> **Do this**: Among the entries, which lines carry the string "Proof"? Copy each of them.

(Saved entries)
:::::
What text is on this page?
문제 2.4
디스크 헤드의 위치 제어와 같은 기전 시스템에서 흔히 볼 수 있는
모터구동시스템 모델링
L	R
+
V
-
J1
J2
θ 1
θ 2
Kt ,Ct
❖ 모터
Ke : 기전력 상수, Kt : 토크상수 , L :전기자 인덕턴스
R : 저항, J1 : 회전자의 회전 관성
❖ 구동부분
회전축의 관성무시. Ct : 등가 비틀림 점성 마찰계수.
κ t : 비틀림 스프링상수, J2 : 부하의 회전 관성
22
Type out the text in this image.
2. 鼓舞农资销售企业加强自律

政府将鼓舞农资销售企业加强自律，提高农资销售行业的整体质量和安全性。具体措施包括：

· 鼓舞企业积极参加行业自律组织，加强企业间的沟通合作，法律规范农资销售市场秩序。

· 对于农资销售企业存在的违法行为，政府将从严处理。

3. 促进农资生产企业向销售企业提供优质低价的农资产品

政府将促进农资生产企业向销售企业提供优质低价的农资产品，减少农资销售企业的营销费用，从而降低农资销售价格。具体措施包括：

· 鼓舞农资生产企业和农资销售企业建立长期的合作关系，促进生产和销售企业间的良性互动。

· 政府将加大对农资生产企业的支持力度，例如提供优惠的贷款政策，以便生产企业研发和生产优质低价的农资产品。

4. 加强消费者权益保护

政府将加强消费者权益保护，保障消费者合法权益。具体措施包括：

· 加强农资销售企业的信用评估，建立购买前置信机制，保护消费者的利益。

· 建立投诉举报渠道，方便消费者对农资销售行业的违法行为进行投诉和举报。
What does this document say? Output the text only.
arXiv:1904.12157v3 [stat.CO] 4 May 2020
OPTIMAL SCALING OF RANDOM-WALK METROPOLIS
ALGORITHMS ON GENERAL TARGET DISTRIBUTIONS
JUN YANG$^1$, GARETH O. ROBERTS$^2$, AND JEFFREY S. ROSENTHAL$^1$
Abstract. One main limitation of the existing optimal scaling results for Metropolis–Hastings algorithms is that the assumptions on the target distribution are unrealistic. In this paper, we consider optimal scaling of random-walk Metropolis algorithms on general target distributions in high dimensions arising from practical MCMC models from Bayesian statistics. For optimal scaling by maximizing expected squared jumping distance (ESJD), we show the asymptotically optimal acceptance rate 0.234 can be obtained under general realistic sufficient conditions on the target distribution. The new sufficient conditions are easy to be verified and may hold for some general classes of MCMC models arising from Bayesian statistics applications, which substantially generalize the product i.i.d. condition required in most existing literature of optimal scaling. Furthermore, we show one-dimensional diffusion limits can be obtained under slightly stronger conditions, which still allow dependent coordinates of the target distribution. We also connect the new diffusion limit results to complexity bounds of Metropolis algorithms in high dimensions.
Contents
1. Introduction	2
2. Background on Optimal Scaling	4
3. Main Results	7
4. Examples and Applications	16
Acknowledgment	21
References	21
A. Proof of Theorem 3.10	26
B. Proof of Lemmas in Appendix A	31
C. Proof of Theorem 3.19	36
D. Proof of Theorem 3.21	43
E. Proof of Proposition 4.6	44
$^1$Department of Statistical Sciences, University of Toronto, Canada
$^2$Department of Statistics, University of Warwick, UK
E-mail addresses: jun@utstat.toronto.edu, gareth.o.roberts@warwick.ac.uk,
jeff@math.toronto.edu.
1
:::::
> **Answer below**:
A. Proof of Theorem 3.10	26
B. Proof of Lemmas in Appendix A	31
C. Proof of Theorem 3.19	36
D. Proof of Theorem 3.21	43
E. Proof of Proposition 4.6	44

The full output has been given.